What this task involves: In the entries below, count every line containing "rate". Reply with the number alone.
___ Listing
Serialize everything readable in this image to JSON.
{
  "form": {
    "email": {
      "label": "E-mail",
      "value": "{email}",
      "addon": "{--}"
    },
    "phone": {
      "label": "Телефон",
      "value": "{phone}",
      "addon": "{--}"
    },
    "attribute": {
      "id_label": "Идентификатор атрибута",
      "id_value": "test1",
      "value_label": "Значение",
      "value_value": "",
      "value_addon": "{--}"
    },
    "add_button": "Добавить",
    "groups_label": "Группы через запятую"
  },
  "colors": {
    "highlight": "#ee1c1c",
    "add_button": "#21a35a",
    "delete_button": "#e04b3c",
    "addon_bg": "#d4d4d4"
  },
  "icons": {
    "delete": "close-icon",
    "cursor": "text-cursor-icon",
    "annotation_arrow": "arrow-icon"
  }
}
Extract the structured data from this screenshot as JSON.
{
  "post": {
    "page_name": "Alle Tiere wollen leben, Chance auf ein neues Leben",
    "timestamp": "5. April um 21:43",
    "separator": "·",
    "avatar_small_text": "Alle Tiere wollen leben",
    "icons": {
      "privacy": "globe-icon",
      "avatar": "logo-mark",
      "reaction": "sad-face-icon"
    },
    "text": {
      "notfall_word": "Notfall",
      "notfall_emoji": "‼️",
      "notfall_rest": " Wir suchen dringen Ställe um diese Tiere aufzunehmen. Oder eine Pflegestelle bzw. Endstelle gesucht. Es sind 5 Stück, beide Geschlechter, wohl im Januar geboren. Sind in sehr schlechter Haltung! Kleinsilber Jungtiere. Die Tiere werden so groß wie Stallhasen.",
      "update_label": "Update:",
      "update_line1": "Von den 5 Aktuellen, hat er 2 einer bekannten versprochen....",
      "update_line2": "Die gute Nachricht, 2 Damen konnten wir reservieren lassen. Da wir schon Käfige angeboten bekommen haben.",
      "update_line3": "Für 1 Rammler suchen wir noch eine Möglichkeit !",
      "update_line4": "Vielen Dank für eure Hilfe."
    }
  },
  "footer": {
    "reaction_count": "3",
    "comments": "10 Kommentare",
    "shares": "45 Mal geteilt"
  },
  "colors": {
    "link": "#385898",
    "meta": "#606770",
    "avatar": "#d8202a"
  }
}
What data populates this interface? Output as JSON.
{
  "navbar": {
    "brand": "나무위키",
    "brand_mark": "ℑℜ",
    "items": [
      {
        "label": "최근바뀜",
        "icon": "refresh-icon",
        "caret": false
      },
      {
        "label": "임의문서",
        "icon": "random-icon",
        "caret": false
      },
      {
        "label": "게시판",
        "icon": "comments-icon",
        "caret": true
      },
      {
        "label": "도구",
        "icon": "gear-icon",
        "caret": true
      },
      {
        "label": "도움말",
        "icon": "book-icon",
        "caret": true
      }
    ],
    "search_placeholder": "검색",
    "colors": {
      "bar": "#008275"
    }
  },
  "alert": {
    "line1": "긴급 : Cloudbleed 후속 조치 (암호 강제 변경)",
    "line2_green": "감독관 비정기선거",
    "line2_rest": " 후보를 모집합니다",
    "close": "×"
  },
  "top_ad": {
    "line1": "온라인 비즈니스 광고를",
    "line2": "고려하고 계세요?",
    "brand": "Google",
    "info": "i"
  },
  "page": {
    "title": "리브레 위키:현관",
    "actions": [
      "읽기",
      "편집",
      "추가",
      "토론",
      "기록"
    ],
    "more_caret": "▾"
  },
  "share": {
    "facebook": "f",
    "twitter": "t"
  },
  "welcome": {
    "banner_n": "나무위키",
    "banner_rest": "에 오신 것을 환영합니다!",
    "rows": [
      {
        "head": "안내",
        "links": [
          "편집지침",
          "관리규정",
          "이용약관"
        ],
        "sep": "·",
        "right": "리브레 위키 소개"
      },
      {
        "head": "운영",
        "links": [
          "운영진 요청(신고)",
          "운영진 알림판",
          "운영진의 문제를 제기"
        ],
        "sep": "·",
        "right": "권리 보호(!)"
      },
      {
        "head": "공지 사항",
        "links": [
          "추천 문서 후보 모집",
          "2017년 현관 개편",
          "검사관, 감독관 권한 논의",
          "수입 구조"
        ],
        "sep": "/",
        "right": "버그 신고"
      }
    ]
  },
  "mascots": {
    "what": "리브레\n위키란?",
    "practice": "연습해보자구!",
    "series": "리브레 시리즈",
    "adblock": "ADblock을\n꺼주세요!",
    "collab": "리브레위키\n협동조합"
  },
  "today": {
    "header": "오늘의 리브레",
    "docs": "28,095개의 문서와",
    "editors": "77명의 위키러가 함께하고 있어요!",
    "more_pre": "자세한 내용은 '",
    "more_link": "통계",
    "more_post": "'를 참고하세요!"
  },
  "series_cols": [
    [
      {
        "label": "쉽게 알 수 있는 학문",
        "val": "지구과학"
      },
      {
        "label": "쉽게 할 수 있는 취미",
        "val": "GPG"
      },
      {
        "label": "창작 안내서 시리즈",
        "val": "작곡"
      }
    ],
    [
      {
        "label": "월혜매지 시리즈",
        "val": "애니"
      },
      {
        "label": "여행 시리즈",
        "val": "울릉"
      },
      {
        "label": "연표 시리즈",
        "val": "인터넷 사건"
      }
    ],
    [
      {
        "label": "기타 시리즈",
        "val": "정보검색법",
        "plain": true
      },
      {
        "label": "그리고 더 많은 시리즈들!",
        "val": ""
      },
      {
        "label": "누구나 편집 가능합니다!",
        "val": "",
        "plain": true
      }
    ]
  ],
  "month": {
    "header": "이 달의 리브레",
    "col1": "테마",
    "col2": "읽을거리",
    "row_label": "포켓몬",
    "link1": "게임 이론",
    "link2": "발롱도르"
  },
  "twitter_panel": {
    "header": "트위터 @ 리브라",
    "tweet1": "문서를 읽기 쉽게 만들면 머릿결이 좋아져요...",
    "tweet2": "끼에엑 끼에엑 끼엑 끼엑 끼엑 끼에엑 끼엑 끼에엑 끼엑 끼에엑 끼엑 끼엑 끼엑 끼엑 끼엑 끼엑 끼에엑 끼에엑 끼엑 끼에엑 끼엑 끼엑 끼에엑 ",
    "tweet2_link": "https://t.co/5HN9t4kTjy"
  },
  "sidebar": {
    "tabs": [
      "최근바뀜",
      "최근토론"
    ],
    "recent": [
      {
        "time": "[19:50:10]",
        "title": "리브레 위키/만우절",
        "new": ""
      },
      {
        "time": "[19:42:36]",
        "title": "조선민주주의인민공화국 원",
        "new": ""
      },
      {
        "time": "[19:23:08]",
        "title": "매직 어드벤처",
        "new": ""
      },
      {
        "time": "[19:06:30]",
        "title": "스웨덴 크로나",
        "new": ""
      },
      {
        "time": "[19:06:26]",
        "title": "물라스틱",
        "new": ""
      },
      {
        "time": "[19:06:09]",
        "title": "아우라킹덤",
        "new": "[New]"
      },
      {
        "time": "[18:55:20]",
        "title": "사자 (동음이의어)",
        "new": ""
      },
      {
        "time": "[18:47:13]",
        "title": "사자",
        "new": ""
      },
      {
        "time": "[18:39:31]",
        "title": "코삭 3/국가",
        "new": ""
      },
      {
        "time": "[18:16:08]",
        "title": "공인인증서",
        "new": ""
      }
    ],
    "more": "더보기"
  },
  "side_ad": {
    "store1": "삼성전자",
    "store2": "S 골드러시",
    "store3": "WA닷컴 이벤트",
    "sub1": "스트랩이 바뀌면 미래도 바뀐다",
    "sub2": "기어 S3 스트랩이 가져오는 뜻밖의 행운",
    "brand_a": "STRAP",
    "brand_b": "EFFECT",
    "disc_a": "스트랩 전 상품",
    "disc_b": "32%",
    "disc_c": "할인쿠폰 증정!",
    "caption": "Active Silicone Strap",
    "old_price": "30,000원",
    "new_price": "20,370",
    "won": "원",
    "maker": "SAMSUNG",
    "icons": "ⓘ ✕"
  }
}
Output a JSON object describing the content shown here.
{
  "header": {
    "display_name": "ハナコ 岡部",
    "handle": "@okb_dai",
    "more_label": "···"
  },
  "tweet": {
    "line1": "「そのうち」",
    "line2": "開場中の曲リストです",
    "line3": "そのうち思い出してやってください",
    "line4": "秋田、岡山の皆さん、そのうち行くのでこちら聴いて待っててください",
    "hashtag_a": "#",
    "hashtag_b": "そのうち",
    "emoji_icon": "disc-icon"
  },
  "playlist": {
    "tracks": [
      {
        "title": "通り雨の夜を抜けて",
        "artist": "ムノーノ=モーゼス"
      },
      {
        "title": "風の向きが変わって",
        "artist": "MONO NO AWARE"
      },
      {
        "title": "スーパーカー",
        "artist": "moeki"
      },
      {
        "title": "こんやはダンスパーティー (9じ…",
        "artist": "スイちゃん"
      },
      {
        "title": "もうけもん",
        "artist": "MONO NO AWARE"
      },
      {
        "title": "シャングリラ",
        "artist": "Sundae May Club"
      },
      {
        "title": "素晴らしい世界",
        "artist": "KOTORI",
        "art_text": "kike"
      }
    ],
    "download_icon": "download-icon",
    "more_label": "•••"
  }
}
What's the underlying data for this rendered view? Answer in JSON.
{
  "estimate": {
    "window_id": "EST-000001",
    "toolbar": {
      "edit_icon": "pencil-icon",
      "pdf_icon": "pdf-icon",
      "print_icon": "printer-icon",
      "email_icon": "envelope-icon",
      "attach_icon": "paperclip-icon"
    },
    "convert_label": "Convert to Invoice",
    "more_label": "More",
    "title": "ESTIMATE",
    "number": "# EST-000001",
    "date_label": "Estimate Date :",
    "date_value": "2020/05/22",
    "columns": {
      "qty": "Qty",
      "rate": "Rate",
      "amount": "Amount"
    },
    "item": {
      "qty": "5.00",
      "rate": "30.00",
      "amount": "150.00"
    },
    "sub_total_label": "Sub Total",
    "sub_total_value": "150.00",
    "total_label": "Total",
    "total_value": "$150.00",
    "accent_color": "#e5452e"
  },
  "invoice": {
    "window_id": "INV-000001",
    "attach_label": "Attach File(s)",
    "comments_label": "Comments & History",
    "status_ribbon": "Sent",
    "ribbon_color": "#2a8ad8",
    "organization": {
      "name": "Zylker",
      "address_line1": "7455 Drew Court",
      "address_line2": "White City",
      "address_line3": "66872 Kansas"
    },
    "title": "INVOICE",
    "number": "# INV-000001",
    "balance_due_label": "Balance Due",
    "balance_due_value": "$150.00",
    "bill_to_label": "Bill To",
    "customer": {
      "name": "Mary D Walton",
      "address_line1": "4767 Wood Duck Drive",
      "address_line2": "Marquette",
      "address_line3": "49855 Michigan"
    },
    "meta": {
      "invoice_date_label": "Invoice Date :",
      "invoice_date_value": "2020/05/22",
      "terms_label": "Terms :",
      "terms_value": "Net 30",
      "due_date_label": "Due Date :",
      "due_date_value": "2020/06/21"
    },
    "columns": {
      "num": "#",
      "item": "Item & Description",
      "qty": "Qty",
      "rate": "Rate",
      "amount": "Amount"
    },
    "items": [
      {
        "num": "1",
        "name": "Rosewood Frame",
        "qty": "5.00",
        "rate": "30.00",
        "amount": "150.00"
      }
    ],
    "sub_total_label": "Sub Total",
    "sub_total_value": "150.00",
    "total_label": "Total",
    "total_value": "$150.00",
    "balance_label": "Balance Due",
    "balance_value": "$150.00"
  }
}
______
Written reply: 4